• _To do_
Report every line in the listing below where the string "this" shows up.

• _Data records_
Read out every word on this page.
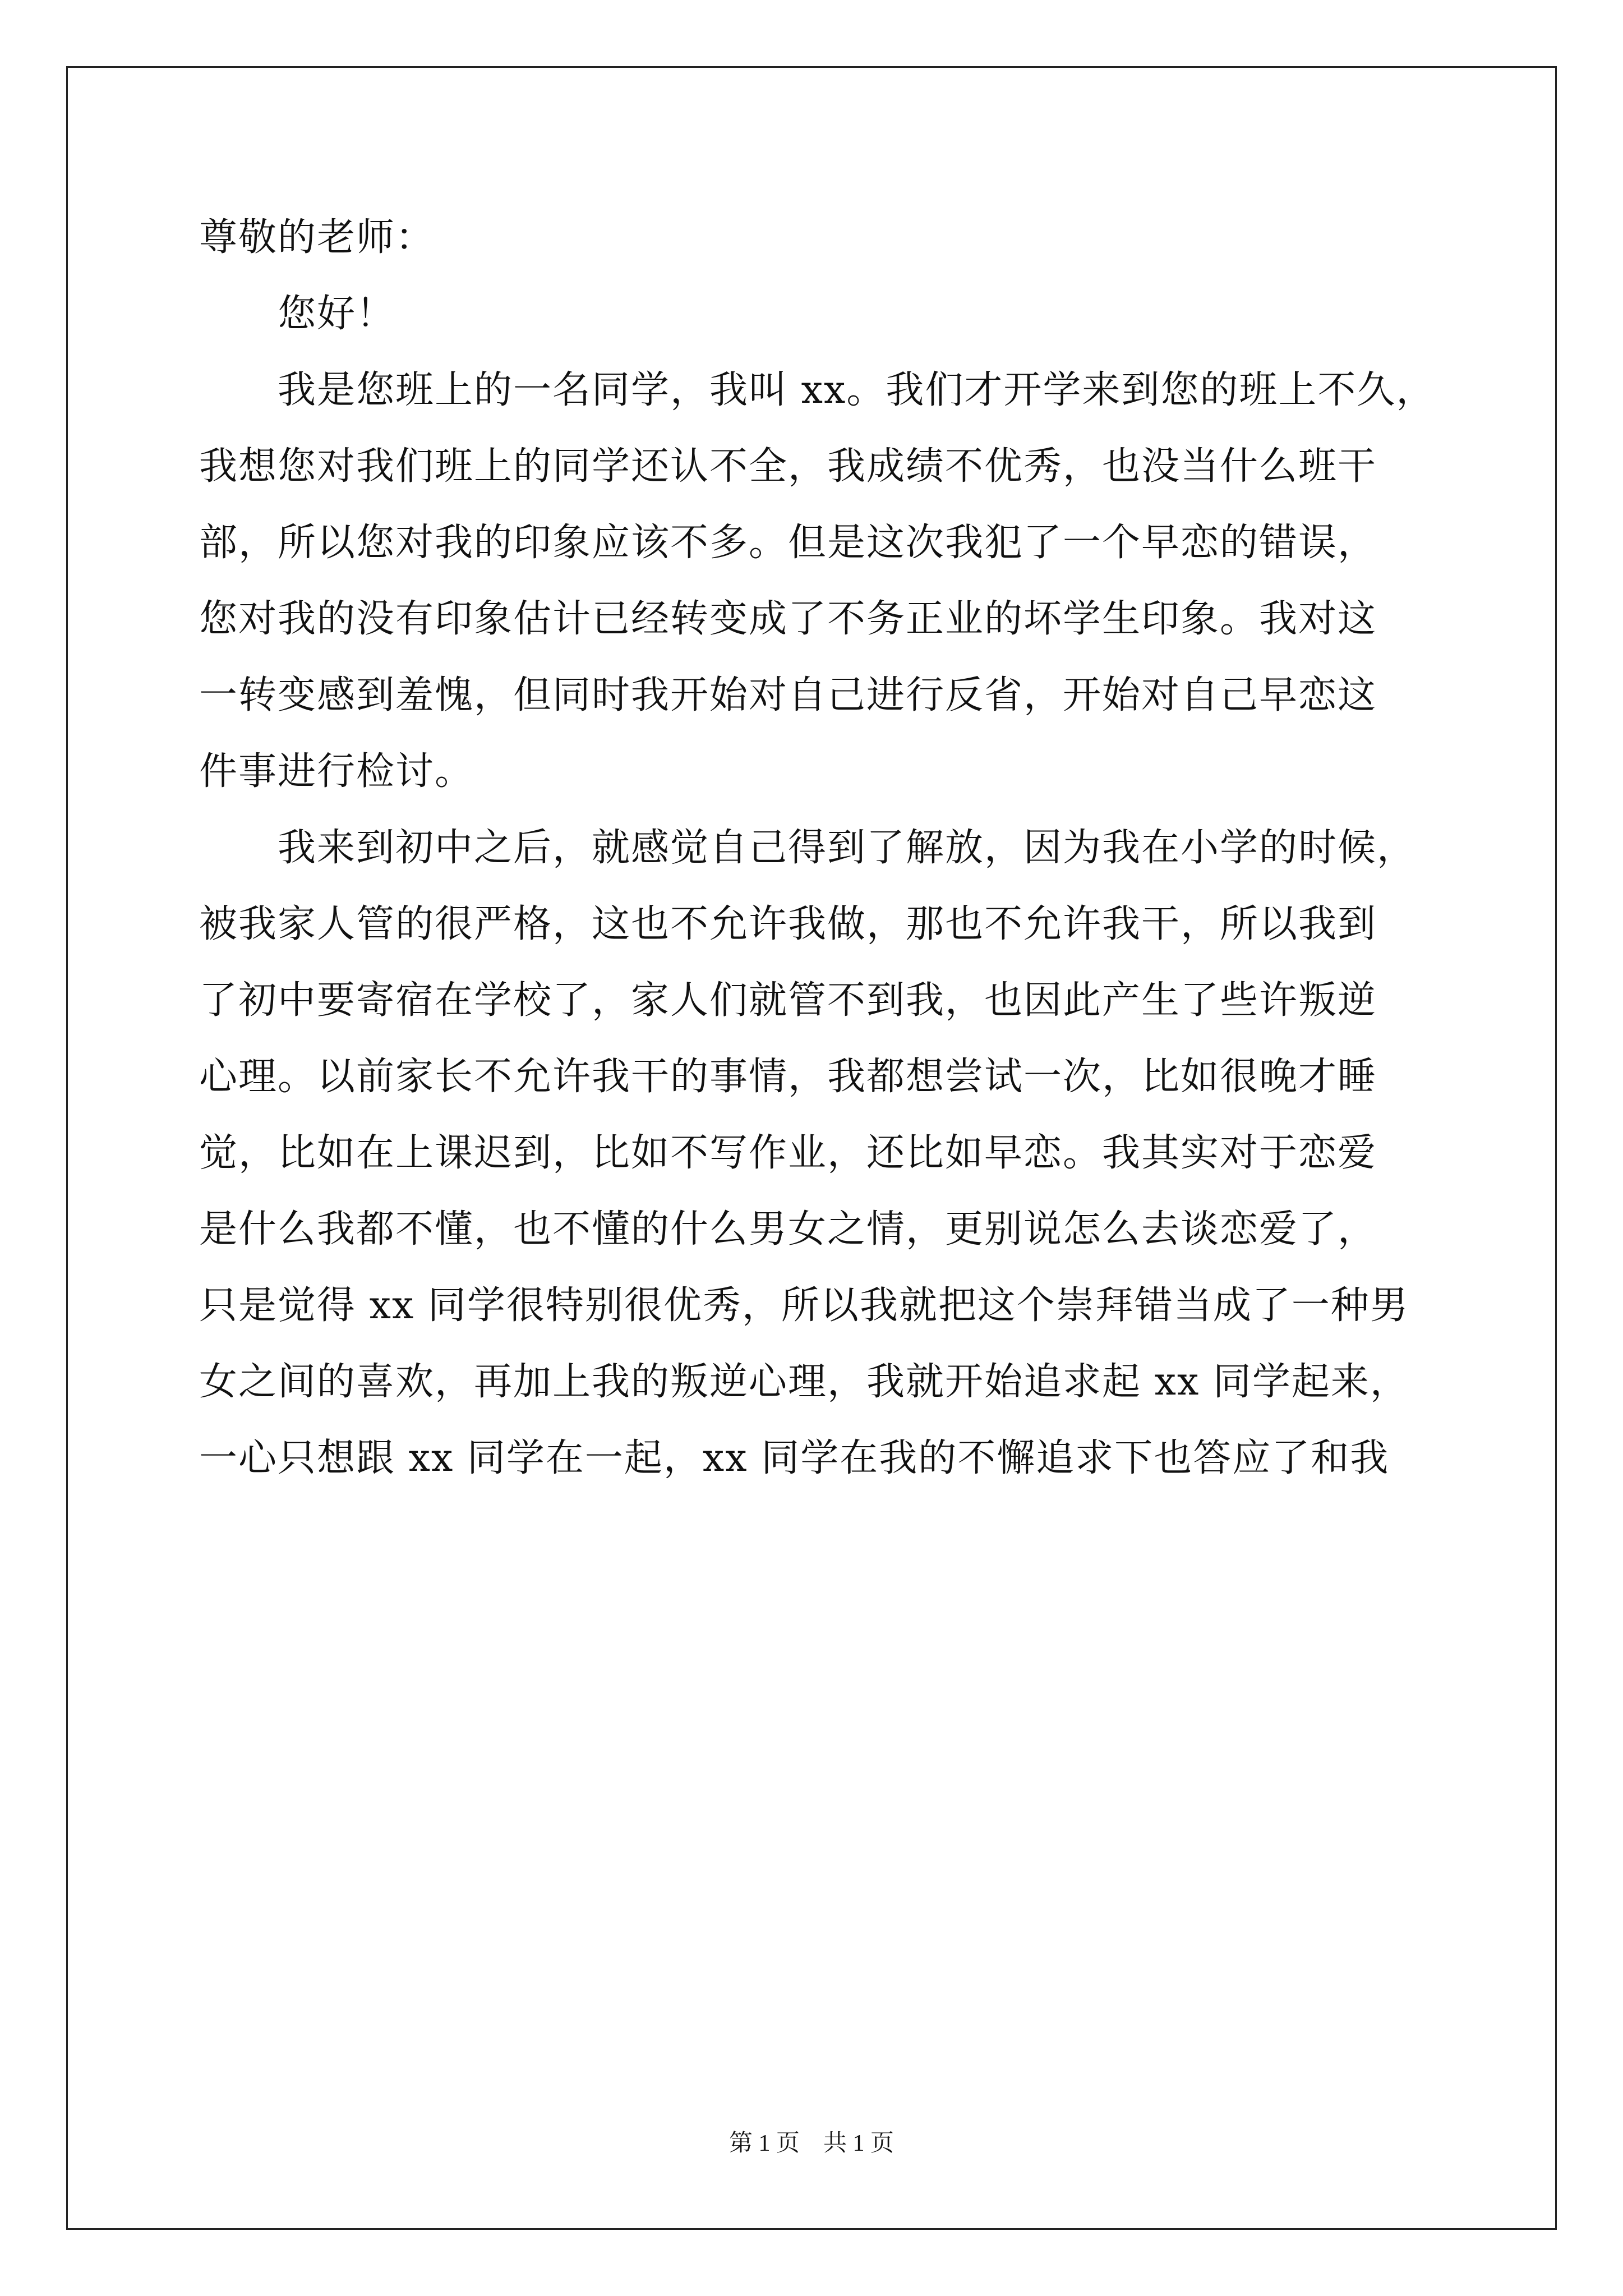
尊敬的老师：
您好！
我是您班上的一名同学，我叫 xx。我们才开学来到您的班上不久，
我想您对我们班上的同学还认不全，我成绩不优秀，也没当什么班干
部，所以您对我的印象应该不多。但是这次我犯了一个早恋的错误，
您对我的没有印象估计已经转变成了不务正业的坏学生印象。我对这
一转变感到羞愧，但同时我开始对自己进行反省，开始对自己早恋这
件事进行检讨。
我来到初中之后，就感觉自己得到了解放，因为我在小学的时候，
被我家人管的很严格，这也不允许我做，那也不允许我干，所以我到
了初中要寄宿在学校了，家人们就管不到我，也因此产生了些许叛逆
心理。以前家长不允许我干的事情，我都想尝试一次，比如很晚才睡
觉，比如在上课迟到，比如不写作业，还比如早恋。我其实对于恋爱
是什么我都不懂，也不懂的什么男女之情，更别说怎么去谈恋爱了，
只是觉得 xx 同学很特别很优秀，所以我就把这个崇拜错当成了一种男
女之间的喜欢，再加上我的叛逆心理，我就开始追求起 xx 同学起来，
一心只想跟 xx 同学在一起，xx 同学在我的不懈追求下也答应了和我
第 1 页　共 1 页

---

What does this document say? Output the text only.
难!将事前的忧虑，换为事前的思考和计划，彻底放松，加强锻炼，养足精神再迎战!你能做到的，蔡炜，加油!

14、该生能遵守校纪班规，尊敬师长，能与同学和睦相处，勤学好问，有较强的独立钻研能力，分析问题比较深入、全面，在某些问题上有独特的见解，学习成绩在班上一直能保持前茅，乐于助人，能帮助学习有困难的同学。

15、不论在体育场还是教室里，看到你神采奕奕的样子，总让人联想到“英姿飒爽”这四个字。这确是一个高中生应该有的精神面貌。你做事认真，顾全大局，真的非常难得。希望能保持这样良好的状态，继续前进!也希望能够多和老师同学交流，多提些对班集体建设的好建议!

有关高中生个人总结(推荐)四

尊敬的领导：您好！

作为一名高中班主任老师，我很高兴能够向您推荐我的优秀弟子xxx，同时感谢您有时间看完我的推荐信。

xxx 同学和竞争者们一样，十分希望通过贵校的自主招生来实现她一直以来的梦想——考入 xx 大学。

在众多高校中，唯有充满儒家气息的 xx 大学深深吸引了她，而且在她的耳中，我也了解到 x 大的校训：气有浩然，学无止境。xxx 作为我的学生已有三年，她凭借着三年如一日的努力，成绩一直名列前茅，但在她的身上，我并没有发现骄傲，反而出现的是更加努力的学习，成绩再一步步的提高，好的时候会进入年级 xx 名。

• _Written solution_
Read out every word on this page.
What does this document say? Output the text only.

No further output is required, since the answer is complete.